• _Work to do_
Take each line containing "modification" and report it exactly as written.

• _Record list_

· · · · · · ·

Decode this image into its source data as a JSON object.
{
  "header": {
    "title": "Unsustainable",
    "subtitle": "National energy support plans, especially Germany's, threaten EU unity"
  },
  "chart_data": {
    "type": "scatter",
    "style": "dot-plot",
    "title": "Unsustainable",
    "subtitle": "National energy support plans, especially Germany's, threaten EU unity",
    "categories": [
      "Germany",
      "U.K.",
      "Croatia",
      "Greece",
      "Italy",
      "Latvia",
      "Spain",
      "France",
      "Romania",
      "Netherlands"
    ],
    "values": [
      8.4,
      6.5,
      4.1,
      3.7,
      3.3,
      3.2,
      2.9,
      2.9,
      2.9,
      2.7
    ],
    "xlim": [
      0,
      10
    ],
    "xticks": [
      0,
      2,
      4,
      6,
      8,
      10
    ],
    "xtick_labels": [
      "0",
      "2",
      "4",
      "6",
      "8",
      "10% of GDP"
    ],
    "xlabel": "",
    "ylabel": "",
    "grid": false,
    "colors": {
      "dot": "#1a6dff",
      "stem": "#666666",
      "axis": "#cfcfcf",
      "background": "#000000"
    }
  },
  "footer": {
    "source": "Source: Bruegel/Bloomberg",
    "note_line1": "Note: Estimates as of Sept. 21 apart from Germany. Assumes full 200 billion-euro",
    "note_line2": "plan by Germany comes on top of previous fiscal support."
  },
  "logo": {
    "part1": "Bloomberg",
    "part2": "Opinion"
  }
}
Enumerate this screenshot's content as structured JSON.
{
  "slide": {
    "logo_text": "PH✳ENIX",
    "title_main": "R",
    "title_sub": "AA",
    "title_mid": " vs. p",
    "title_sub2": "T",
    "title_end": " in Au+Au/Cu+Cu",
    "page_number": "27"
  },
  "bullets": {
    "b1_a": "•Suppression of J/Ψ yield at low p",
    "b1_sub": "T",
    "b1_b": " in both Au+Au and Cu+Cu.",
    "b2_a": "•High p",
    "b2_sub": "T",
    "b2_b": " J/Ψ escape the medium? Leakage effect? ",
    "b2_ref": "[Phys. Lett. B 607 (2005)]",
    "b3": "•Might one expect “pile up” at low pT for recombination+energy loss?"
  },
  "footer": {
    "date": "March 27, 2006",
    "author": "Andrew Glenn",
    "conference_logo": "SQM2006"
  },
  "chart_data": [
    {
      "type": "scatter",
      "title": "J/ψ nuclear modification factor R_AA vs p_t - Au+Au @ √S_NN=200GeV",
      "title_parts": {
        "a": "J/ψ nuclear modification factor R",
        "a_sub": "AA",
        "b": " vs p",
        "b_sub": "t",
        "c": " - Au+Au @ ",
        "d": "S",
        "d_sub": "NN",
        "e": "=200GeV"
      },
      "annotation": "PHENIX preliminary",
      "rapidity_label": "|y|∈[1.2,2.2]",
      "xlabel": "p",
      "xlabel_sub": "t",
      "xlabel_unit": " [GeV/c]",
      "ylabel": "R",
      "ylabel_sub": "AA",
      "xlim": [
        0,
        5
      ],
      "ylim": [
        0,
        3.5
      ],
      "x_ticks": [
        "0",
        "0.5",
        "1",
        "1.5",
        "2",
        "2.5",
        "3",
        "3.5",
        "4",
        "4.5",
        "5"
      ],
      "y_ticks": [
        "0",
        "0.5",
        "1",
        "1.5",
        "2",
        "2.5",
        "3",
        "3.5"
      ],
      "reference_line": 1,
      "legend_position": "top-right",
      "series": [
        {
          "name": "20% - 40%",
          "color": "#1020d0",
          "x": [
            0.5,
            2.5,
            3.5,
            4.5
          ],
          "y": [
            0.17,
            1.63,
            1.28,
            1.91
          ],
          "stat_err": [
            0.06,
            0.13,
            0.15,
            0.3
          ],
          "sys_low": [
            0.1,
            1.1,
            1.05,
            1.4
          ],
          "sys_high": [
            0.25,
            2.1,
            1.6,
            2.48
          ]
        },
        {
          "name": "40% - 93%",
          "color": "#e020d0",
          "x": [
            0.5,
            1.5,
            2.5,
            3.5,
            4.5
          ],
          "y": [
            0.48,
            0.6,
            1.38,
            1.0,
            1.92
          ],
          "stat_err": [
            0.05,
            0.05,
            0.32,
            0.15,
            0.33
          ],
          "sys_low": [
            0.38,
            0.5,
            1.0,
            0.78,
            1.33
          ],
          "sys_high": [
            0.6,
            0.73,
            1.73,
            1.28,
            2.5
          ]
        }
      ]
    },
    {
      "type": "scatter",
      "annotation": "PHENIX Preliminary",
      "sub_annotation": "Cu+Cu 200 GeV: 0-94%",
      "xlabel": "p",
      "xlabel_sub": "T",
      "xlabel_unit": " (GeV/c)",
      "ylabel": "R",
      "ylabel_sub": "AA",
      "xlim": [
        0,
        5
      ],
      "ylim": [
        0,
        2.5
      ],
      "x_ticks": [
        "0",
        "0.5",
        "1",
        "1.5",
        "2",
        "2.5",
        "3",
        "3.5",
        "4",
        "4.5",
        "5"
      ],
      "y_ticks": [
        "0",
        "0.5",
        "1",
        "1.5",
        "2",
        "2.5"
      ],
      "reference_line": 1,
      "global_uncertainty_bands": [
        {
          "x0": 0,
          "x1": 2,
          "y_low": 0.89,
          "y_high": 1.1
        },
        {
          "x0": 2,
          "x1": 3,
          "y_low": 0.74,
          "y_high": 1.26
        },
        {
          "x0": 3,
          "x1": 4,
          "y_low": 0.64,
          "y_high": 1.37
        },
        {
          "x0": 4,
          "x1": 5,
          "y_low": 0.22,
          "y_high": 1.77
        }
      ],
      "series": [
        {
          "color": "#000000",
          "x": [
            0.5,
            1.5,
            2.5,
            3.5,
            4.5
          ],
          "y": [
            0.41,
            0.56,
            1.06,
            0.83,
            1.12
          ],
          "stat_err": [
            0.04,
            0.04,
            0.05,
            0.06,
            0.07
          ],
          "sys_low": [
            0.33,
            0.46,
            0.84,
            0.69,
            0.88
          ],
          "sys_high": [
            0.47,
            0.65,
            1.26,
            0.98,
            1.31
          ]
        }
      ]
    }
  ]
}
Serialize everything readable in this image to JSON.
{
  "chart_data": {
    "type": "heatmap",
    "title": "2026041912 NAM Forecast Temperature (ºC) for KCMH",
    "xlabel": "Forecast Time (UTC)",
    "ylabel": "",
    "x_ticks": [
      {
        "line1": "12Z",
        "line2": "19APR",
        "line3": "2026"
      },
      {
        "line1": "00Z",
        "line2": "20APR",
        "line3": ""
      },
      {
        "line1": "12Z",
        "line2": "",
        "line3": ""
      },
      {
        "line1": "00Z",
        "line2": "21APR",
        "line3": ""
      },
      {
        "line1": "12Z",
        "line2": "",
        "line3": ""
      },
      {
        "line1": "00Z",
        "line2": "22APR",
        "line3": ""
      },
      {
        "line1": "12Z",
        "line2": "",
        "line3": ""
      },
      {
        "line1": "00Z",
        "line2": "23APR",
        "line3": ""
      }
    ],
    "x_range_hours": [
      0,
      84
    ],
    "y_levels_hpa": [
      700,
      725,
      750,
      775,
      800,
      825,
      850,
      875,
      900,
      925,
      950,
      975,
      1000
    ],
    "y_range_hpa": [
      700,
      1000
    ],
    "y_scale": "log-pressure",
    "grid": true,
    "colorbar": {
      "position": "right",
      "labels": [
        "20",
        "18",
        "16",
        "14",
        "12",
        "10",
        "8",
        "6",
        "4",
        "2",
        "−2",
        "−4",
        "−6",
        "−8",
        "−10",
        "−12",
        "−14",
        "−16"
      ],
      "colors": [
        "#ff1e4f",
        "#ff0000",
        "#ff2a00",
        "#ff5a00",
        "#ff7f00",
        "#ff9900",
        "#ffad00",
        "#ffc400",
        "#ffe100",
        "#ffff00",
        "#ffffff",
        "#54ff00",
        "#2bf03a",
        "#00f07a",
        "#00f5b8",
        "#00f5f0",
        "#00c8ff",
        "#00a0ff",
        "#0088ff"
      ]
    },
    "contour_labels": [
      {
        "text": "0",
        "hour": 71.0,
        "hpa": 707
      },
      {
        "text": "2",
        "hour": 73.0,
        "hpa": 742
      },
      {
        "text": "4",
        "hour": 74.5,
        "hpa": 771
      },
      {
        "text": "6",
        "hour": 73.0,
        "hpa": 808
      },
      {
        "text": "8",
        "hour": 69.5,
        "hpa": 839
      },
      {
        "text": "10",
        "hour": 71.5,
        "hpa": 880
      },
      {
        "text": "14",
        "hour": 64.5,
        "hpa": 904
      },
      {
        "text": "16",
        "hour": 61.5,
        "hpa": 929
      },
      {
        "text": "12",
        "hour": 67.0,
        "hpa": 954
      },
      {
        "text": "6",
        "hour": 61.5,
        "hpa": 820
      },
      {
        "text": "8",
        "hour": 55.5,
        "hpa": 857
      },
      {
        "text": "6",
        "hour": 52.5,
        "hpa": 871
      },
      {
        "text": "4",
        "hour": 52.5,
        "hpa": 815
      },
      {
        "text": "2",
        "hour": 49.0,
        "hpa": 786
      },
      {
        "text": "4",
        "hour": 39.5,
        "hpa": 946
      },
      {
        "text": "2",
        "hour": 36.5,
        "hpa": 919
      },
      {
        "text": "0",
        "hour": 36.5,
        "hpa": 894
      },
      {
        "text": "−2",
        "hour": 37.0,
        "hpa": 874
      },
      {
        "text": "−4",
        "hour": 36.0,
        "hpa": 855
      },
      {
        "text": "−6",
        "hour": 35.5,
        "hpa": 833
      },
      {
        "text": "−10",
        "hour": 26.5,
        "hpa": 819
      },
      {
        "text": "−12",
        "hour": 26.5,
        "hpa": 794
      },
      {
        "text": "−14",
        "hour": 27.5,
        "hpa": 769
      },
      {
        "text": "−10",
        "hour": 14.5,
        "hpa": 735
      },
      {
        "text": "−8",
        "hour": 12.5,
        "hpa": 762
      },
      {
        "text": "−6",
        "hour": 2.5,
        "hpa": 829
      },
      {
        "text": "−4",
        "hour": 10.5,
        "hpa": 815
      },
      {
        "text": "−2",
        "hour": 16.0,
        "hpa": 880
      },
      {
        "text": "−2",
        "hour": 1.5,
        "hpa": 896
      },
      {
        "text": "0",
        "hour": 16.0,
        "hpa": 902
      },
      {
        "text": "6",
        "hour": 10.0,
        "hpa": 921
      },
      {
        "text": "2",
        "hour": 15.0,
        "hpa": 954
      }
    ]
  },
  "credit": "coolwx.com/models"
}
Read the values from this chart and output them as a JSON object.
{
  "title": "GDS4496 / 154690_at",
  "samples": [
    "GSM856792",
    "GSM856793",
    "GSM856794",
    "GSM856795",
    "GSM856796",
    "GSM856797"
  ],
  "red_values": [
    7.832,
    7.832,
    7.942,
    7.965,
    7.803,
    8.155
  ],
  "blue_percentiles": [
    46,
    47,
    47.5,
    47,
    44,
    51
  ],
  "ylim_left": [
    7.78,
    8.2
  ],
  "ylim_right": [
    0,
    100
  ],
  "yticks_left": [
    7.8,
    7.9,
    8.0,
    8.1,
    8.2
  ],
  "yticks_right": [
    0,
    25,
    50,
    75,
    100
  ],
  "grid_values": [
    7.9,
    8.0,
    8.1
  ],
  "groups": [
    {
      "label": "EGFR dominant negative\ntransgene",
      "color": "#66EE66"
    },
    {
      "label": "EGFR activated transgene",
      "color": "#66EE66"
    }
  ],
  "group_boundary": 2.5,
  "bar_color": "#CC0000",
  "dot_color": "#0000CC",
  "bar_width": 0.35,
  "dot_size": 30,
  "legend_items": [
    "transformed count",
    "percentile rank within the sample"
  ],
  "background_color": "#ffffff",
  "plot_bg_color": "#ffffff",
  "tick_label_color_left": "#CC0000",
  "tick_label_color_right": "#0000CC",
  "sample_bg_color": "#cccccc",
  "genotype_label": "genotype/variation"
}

· · · · · · ·

• _Exercise response_
      "title": "J/ψ nuclear modification factor R_AA vs p_t - Au+Au @ √S_NN=200GeV",
        "a": "J/ψ nuclear modification factor R",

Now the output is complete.